• Task to carry out: What lines of the data include the string "detta"? Copy them all.

• Stored data:
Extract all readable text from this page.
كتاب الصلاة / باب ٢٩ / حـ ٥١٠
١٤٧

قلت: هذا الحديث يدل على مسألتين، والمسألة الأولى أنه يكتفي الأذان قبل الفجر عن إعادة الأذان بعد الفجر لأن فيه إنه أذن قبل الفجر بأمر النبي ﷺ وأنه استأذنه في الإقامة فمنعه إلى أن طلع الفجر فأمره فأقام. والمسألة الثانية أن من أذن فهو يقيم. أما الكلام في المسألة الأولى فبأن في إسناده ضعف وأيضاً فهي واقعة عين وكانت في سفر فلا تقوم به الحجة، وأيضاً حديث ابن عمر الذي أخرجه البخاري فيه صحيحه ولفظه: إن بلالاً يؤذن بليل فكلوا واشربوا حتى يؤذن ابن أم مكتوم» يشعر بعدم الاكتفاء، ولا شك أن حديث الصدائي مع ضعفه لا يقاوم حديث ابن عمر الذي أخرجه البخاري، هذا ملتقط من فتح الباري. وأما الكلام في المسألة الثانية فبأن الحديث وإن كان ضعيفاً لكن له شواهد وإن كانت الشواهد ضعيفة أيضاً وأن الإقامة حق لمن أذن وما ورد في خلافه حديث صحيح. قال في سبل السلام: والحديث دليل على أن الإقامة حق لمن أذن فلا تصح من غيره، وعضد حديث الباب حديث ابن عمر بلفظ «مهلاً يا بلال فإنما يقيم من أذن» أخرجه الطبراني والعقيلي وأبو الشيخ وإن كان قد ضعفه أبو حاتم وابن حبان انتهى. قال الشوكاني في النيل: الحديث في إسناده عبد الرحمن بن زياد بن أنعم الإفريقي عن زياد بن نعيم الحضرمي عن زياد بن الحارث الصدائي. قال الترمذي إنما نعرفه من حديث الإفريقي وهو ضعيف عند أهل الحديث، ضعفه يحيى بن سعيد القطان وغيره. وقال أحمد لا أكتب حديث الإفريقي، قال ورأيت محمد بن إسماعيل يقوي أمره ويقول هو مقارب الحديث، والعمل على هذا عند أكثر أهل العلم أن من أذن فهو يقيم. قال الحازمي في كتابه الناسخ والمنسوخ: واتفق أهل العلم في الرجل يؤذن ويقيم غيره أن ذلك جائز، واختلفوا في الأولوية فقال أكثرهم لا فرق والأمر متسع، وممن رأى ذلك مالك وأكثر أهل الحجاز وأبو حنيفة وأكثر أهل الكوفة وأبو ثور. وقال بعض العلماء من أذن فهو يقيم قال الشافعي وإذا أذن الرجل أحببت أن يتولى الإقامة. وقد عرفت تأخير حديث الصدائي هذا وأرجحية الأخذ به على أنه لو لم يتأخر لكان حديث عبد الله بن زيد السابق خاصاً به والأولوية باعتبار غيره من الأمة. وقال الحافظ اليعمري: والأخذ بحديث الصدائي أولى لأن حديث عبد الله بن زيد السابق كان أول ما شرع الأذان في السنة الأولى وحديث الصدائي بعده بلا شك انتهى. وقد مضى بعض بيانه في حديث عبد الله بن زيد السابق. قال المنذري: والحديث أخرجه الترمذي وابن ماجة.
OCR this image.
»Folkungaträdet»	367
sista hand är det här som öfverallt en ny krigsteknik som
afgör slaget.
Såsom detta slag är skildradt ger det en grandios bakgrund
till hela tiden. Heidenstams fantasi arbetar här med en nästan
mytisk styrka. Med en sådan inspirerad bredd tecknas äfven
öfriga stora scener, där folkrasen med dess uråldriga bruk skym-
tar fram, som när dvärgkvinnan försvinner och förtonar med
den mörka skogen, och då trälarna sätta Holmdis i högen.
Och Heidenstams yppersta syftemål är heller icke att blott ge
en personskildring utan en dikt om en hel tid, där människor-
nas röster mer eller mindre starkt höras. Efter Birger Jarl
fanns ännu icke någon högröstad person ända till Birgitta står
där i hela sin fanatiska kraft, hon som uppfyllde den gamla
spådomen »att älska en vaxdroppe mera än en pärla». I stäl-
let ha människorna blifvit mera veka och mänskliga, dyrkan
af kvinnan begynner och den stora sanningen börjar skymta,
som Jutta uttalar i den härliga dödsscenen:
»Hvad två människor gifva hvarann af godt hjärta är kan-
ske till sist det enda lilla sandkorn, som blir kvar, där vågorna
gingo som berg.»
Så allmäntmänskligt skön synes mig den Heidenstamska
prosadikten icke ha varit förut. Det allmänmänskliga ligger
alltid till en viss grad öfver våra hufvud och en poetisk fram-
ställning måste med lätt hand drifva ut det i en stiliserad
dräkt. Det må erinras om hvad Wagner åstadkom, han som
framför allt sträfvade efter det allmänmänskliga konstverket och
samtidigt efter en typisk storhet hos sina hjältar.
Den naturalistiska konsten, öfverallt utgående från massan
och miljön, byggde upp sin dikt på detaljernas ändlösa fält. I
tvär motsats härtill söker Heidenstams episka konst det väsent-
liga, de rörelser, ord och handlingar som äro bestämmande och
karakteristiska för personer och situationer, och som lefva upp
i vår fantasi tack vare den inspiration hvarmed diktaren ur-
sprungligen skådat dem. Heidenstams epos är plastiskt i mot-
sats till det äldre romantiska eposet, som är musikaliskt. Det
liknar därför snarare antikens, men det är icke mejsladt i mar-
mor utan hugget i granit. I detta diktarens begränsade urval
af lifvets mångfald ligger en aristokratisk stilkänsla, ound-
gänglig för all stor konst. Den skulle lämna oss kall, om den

• Exercise result:
Såsom detta slag är skildradt ger det en grandios bakgrund
mor utan hugget i granit. I detta diktarens begränsade urval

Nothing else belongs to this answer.